_DIRECTIVE:_
Transcribe all of the records word for word, but omit the pictures.

_EXTRACTED INFORMATION:_
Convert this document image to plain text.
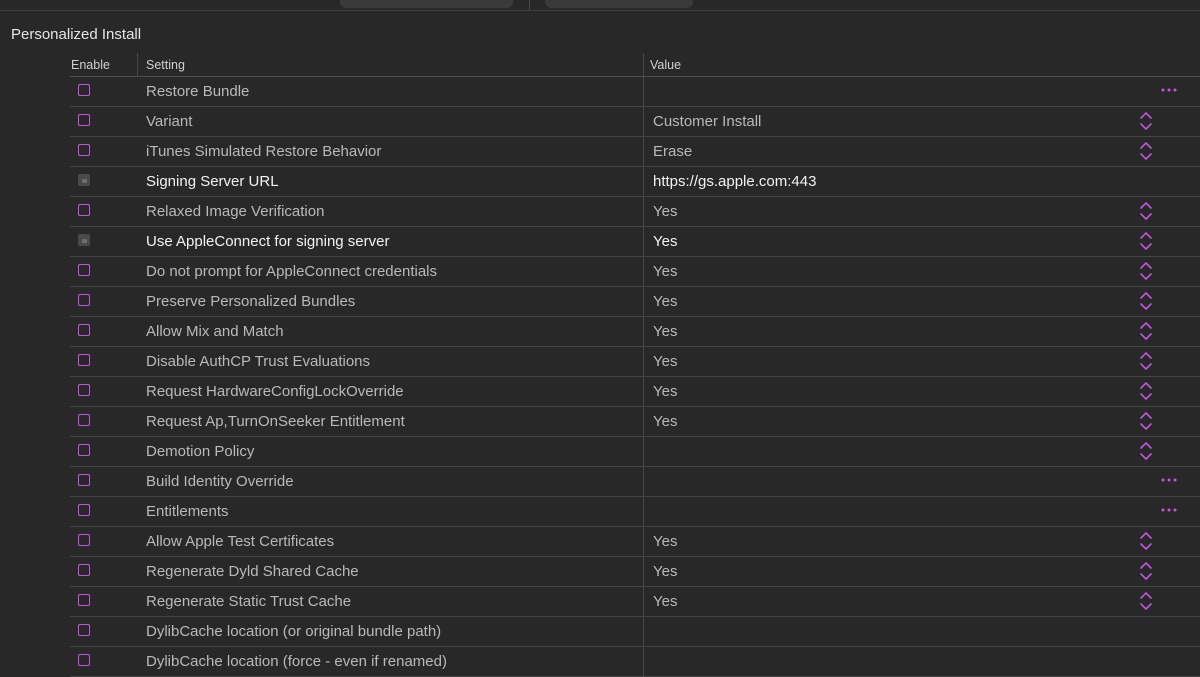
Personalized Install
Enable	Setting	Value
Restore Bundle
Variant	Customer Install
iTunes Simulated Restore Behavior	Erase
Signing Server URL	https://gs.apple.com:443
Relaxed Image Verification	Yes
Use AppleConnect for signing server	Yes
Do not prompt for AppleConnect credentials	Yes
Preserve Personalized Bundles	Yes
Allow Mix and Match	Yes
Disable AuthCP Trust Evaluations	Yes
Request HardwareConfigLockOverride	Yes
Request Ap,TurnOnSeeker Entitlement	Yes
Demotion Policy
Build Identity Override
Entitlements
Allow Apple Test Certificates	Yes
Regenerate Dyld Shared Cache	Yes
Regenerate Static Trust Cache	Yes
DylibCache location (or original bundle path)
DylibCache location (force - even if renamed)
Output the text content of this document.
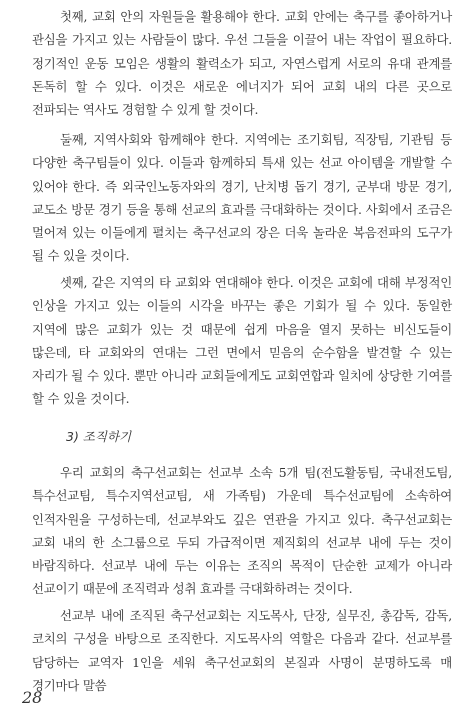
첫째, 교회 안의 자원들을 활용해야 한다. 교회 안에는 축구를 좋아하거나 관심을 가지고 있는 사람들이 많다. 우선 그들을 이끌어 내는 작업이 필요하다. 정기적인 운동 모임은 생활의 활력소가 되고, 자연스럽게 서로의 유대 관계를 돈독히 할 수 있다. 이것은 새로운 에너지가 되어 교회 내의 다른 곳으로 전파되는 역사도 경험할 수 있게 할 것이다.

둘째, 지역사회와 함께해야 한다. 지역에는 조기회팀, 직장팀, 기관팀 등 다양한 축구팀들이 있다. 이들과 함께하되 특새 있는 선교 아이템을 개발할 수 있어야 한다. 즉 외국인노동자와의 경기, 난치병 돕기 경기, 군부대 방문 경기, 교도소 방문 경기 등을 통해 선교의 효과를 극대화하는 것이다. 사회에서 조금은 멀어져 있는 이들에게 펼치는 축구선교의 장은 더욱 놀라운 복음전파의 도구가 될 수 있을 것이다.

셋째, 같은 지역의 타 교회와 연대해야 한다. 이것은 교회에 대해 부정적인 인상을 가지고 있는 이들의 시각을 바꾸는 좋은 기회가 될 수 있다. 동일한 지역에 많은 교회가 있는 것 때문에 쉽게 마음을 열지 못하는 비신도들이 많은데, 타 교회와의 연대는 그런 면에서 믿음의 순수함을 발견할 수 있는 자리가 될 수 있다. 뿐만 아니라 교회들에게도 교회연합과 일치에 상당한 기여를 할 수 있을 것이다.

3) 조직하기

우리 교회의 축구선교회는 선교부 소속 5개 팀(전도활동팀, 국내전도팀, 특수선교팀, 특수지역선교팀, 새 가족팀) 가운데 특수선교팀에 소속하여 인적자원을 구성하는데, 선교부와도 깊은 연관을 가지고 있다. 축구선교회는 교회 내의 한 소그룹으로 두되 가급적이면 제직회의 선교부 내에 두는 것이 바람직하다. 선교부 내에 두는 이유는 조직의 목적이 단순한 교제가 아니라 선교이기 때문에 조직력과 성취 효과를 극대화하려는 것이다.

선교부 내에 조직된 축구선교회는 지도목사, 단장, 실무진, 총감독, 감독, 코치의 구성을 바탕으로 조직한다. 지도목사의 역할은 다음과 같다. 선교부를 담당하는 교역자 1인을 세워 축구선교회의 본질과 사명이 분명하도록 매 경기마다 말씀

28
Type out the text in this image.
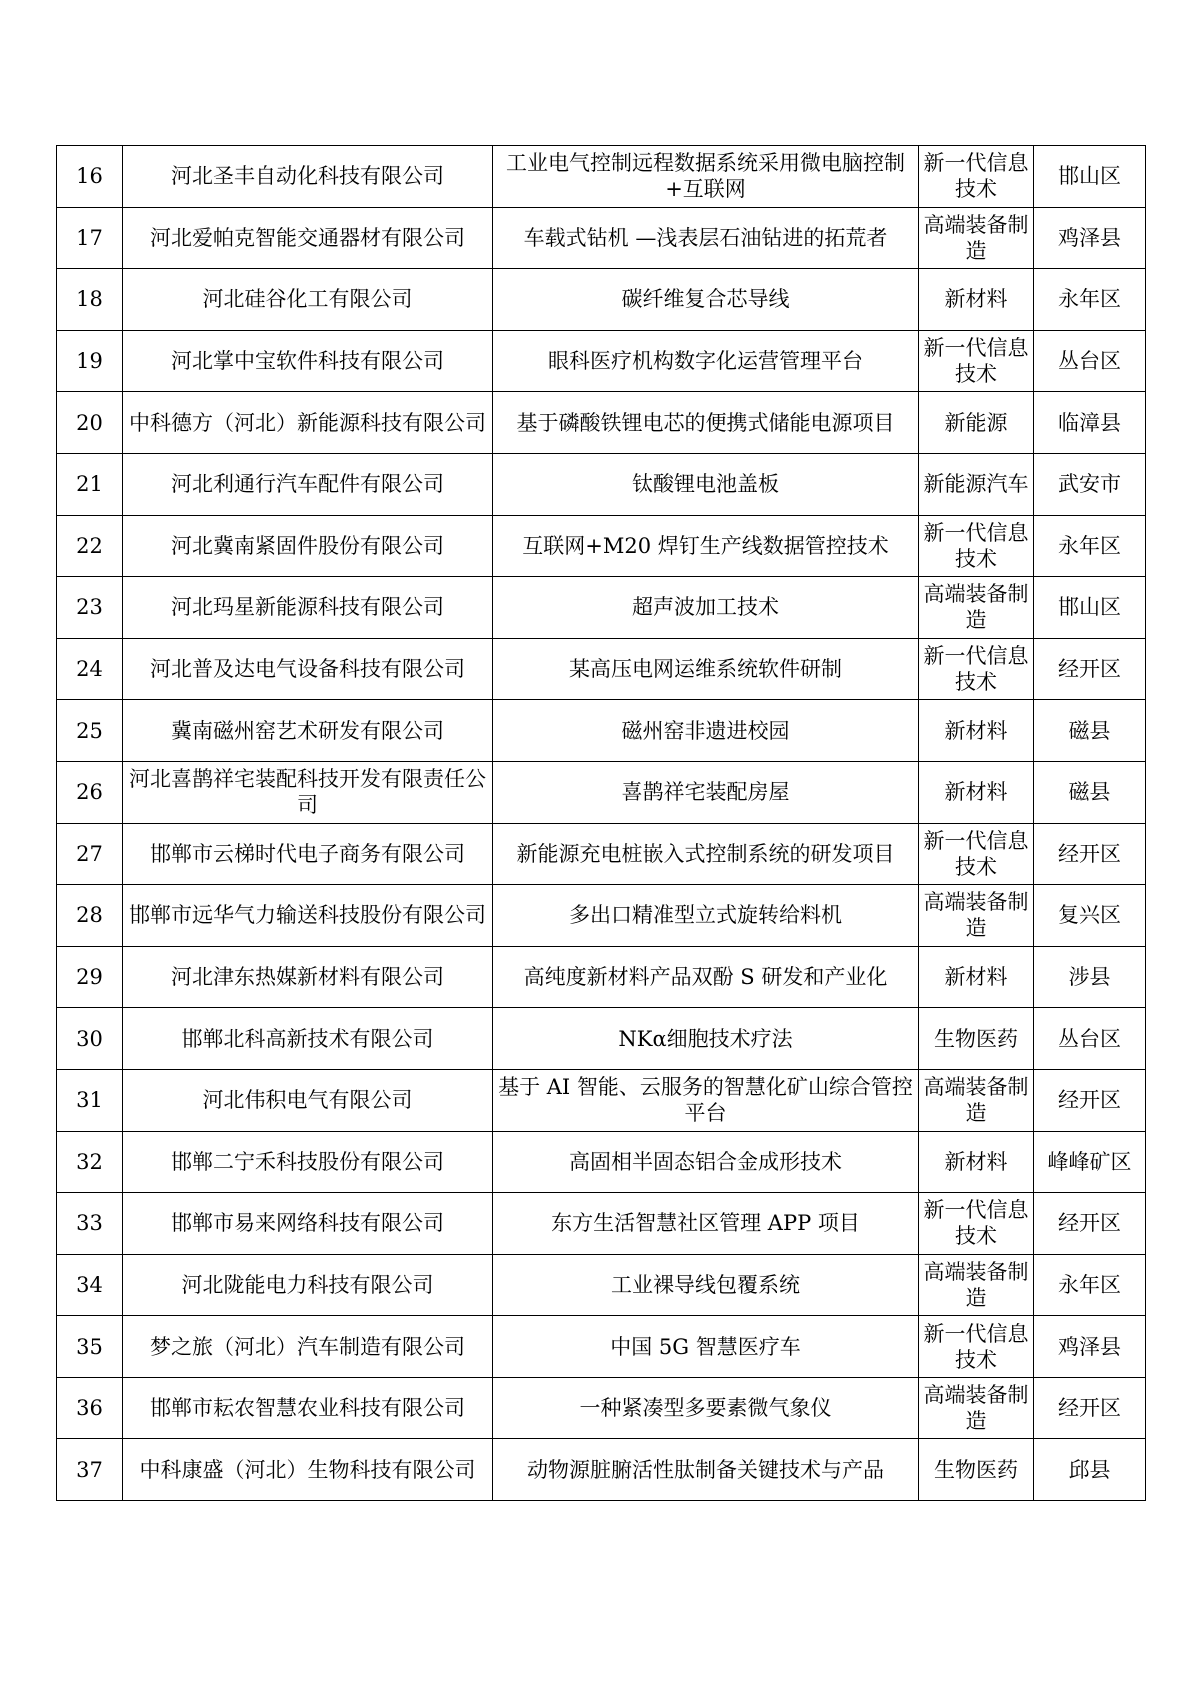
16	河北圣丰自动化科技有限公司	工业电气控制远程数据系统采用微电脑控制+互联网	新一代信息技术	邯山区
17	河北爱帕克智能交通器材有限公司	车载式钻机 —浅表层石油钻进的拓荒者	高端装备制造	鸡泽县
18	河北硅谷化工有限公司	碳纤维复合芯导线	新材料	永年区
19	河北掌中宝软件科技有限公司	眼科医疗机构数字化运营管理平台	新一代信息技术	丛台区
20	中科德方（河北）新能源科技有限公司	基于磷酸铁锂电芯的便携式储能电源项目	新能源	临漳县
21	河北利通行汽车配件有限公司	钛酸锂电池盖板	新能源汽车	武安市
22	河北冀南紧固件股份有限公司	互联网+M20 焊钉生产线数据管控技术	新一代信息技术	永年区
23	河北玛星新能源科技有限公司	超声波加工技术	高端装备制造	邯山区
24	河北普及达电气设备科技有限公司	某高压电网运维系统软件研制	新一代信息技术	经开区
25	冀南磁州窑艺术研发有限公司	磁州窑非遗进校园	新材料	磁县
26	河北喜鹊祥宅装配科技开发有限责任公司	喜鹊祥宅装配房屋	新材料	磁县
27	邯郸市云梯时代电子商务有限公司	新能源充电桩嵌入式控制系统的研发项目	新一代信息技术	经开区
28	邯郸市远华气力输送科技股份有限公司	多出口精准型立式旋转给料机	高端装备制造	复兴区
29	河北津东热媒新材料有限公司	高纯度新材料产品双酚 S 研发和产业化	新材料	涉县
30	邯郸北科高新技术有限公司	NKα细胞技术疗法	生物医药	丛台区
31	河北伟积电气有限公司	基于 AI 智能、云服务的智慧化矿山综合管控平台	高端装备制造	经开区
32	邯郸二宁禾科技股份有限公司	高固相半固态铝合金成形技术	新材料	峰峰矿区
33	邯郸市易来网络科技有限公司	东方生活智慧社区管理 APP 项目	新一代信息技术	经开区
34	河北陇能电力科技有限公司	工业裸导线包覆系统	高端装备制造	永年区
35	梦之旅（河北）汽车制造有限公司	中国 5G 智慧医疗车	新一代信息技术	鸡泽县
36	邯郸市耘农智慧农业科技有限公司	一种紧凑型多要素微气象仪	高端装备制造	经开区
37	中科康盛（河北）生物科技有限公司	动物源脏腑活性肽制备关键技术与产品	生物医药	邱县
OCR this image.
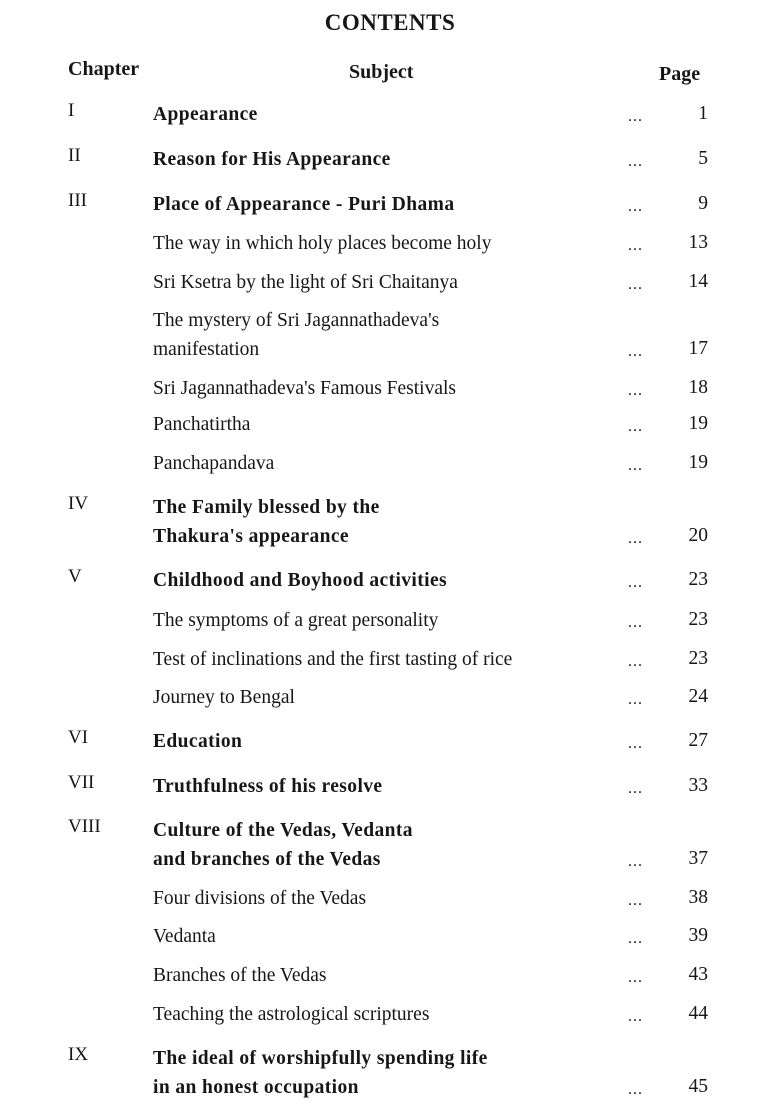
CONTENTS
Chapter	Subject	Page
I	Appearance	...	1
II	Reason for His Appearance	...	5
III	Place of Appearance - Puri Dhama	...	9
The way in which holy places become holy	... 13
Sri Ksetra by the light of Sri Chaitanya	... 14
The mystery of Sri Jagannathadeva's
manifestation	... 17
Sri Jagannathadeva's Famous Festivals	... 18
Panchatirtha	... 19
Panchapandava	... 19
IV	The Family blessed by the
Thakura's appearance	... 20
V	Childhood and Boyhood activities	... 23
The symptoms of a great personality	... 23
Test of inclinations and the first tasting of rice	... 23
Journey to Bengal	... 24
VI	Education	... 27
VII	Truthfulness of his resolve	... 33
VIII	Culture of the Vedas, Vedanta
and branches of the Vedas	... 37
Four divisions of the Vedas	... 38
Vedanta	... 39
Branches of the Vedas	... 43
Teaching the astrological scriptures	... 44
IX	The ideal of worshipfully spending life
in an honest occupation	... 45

_COMPLETED TASK:_
Convert this document image to plain text.
Personalized Install
Enable	Setting	Value
Restore Bundle
Variant	Customer Install
iTunes Simulated Restore Behavior	Erase
Signing Server URL	https://gs.apple.com:443
Relaxed Image Verification	Yes
Use AppleConnect for signing server	Yes
Do not prompt for AppleConnect credentials	Yes
Preserve Personalized Bundles	Yes
Allow Mix and Match	Yes
Disable AuthCP Trust Evaluations	Yes
Request HardwareConfigLockOverride	Yes
Request Ap,TurnOnSeeker Entitlement	Yes
Demotion Policy
Build Identity Override
Entitlements
Allow Apple Test Certificates	Yes
Regenerate Dyld Shared Cache	Yes
Regenerate Static Trust Cache	Yes
DylibCache location (or original bundle path)
DylibCache location (force - even if renamed)
Output the text content of this document.
첫째, 교회 안의 자원들을 활용해야 한다. 교회 안에는 축구를 좋아하거나 관심을 가지고 있는 사람들이 많다. 우선 그들을 이끌어 내는 작업이 필요하다. 정기적인 운동 모임은 생활의 활력소가 되고, 자연스럽게 서로의 유대 관계를 돈독히 할 수 있다. 이것은 새로운 에너지가 되어 교회 내의 다른 곳으로 전파되는 역사도 경험할 수 있게 할 것이다.

둘째, 지역사회와 함께해야 한다. 지역에는 조기회팀, 직장팀, 기관팀 등 다양한 축구팀들이 있다. 이들과 함께하되 특새 있는 선교 아이템을 개발할 수 있어야 한다. 즉 외국인노동자와의 경기, 난치병 돕기 경기, 군부대 방문 경기, 교도소 방문 경기 등을 통해 선교의 효과를 극대화하는 것이다. 사회에서 조금은 멀어져 있는 이들에게 펼치는 축구선교의 장은 더욱 놀라운 복음전파의 도구가 될 수 있을 것이다.

셋째, 같은 지역의 타 교회와 연대해야 한다. 이것은 교회에 대해 부정적인 인상을 가지고 있는 이들의 시각을 바꾸는 좋은 기회가 될 수 있다. 동일한 지역에 많은 교회가 있는 것 때문에 쉽게 마음을 열지 못하는 비신도들이 많은데, 타 교회와의 연대는 그런 면에서 믿음의 순수함을 발견할 수 있는 자리가 될 수 있다. 뿐만 아니라 교회들에게도 교회연합과 일치에 상당한 기여를 할 수 있을 것이다.

3) 조직하기

우리 교회의 축구선교회는 선교부 소속 5개 팀(전도활동팀, 국내전도팀, 특수선교팀, 특수지역선교팀, 새 가족팀) 가운데 특수선교팀에 소속하여 인적자원을 구성하는데, 선교부와도 깊은 연관을 가지고 있다. 축구선교회는 교회 내의 한 소그룹으로 두되 가급적이면 제직회의 선교부 내에 두는 것이 바람직하다. 선교부 내에 두는 이유는 조직의 목적이 단순한 교제가 아니라 선교이기 때문에 조직력과 성취 효과를 극대화하려는 것이다.

선교부 내에 조직된 축구선교회는 지도목사, 단장, 실무진, 총감독, 감독, 코치의 구성을 바탕으로 조직한다. 지도목사의 역할은 다음과 같다. 선교부를 담당하는 교역자 1인을 세워 축구선교회의 본질과 사명이 분명하도록 매 경기마다 말씀

28
Type out the text in this image.
16	河北圣丰自动化科技有限公司	工业电气控制远程数据系统采用微电脑控制+互联网	新一代信息技术	邯山区
17	河北爱帕克智能交通器材有限公司	车载式钻机 —浅表层石油钻进的拓荒者	高端装备制造	鸡泽县
18	河北硅谷化工有限公司	碳纤维复合芯导线	新材料	永年区
19	河北掌中宝软件科技有限公司	眼科医疗机构数字化运营管理平台	新一代信息技术	丛台区
20	中科德方（河北）新能源科技有限公司	基于磷酸铁锂电芯的便携式储能电源项目	新能源	临漳县
21	河北利通行汽车配件有限公司	钛酸锂电池盖板	新能源汽车	武安市
22	河北冀南紧固件股份有限公司	互联网+M20 焊钉生产线数据管控技术	新一代信息技术	永年区
23	河北玛星新能源科技有限公司	超声波加工技术	高端装备制造	邯山区
24	河北普及达电气设备科技有限公司	某高压电网运维系统软件研制	新一代信息技术	经开区
25	冀南磁州窑艺术研发有限公司	磁州窑非遗进校园	新材料	磁县
26	河北喜鹊祥宅装配科技开发有限责任公司	喜鹊祥宅装配房屋	新材料	磁县
27	邯郸市云梯时代电子商务有限公司	新能源充电桩嵌入式控制系统的研发项目	新一代信息技术	经开区
28	邯郸市远华气力输送科技股份有限公司	多出口精准型立式旋转给料机	高端装备制造	复兴区
29	河北津东热媒新材料有限公司	高纯度新材料产品双酚 S 研发和产业化	新材料	涉县
30	邯郸北科高新技术有限公司	NKα细胞技术疗法	生物医药	丛台区
31	河北伟积电气有限公司	基于 AI 智能、云服务的智慧化矿山综合管控平台	高端装备制造	经开区
32	邯郸二宁禾科技股份有限公司	高固相半固态铝合金成形技术	新材料	峰峰矿区
33	邯郸市易来网络科技有限公司	东方生活智慧社区管理 APP 项目	新一代信息技术	经开区
34	河北陇能电力科技有限公司	工业裸导线包覆系统	高端装备制造	永年区
35	梦之旅（河北）汽车制造有限公司	中国 5G 智慧医疗车	新一代信息技术	鸡泽县
36	邯郸市耘农智慧农业科技有限公司	一种紧凑型多要素微气象仪	高端装备制造	经开区
37	中科康盛（河北）生物科技有限公司	动物源脏腑活性肽制备关键技术与产品	生物医药	邱县
OCR this image.
CONTENTS
Chapter	Subject	Page
I	Appearance	...	1
II	Reason for His Appearance	...	5
III	Place of Appearance - Puri Dhama	...	9
The way in which holy places become holy	... 13
Sri Ksetra by the light of Sri Chaitanya	... 14
The mystery of Sri Jagannathadeva's
manifestation	... 17
Sri Jagannathadeva's Famous Festivals	... 18
Panchatirtha	... 19
Panchapandava	... 19
IV	The Family blessed by the
Thakura's appearance	... 20
V	Childhood and Boyhood activities	... 23
The symptoms of a great personality	... 23
Test of inclinations and the first tasting of rice	... 23
Journey to Bengal	... 24
VI	Education	... 27
VII	Truthfulness of his resolve	... 33
VIII	Culture of the Vedas, Vedanta
and branches of the Vedas	... 37
Four divisions of the Vedas	... 38
Vedanta	... 39
Branches of the Vedas	... 43
Teaching the astrological scriptures	... 44
IX	The ideal of worshipfully spending life
in an honest occupation	... 45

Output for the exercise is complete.